# [Task to carry out]
Identify each line below that contains the word "seconds", and copy it out.

>> BEGIN Records to process

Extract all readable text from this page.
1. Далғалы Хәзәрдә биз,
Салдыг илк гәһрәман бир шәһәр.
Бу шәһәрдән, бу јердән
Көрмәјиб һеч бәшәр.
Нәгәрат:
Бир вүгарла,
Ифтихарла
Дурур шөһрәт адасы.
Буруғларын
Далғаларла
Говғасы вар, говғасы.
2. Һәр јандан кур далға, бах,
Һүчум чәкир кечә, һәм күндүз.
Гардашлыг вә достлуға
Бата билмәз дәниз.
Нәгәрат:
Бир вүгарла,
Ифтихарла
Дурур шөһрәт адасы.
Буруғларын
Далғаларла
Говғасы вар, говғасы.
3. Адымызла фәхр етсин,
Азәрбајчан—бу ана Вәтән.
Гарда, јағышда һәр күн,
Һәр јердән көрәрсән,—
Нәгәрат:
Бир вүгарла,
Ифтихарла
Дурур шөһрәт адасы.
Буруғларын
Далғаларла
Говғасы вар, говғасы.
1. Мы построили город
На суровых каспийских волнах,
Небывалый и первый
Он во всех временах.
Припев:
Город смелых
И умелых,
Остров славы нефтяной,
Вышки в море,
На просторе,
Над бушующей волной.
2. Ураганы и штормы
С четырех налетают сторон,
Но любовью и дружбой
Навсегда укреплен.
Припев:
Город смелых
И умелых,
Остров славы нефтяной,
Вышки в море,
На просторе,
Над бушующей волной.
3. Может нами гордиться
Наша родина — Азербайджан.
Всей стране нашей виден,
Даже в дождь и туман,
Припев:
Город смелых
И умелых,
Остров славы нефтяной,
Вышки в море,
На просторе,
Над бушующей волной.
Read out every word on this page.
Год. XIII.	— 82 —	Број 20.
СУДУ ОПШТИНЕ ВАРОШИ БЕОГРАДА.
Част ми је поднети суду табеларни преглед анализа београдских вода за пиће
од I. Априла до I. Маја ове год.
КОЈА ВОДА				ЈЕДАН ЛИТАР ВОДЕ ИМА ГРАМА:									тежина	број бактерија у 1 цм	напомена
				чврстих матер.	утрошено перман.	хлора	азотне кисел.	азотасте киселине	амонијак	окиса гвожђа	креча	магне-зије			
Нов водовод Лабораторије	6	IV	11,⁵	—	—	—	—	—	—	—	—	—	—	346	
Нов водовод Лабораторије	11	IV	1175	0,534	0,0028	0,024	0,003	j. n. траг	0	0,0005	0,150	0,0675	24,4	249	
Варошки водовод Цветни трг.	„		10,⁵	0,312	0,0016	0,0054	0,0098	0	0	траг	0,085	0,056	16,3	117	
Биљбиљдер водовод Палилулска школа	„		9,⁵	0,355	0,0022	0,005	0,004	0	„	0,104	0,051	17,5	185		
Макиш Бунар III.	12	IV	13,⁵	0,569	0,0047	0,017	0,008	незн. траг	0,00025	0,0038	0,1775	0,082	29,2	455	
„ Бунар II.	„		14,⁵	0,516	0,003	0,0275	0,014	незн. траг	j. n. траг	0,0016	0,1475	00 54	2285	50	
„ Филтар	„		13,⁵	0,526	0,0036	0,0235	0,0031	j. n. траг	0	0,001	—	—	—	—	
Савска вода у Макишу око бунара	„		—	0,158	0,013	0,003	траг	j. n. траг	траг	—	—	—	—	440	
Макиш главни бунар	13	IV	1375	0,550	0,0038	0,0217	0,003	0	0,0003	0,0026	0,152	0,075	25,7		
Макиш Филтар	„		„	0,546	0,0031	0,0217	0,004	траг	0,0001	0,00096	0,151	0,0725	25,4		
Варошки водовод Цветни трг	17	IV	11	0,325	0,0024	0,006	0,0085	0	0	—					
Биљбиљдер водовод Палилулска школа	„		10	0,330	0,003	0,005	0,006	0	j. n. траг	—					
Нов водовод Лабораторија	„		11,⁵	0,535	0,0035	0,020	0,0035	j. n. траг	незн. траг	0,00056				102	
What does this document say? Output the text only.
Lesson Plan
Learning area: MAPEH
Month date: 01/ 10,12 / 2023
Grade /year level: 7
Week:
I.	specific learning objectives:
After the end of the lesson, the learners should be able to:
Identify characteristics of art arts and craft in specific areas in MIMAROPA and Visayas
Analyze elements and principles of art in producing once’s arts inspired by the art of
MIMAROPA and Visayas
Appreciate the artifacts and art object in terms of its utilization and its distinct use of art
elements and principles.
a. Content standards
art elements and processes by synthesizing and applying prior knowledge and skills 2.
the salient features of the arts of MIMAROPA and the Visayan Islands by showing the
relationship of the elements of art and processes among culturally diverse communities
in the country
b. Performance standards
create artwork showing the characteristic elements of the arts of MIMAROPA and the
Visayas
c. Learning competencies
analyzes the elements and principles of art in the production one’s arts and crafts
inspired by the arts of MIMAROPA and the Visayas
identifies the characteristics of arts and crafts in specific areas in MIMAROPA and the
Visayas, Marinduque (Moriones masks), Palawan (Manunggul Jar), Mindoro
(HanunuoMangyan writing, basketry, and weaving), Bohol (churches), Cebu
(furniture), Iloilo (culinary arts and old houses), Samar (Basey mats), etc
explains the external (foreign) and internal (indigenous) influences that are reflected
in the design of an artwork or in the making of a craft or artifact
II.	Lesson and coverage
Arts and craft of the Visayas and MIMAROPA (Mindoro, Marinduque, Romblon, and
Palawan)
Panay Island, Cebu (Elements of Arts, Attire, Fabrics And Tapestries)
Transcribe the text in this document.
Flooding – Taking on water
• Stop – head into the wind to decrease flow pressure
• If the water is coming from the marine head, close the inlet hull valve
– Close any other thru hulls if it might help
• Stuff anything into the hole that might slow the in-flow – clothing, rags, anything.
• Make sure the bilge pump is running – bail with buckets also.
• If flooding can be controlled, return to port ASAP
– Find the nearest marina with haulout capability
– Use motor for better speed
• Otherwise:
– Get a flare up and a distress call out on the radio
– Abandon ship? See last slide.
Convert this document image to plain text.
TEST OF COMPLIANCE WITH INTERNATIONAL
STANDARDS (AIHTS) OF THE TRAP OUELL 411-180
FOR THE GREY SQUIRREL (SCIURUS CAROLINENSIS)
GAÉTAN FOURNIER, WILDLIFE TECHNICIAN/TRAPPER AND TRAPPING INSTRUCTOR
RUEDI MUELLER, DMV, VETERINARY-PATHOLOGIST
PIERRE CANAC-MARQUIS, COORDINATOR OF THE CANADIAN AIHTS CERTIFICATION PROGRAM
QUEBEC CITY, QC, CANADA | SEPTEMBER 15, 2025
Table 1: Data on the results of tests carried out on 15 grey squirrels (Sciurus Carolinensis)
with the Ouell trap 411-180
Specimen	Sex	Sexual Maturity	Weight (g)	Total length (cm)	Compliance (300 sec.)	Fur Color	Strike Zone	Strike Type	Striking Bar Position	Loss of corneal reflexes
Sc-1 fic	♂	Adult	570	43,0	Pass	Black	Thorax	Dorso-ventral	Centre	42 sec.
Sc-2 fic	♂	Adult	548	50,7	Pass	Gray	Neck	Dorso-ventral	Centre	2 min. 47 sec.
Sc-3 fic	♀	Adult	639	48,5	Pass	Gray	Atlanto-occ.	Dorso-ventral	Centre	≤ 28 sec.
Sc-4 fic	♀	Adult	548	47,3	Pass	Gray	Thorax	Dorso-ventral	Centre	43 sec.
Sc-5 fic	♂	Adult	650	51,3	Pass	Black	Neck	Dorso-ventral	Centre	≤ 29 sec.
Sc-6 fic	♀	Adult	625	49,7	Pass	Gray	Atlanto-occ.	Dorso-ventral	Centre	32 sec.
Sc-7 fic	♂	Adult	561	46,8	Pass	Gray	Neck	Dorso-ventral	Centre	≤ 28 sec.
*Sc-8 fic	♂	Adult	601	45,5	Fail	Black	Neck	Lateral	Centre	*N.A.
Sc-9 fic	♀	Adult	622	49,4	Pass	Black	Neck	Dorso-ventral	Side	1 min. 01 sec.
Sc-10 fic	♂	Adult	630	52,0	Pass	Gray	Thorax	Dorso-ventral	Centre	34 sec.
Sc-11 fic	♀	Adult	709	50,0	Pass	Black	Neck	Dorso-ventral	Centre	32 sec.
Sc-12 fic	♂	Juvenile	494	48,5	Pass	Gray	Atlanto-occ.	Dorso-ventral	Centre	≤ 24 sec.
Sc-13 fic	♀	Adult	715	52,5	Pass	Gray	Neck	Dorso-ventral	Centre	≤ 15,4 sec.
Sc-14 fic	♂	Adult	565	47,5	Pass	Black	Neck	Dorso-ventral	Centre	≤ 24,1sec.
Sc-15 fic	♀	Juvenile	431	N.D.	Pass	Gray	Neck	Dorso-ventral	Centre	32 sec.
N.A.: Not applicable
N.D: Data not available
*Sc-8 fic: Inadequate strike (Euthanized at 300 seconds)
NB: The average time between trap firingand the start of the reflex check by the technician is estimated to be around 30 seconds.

>> END Records to process

# [Solution for this task]
*Sc-8 fic: Inadequate strike (Euthanized at 300 seconds)
NB: The average time between trap firingand the start of the reflex check by the technician is estimated to be around 30 seconds.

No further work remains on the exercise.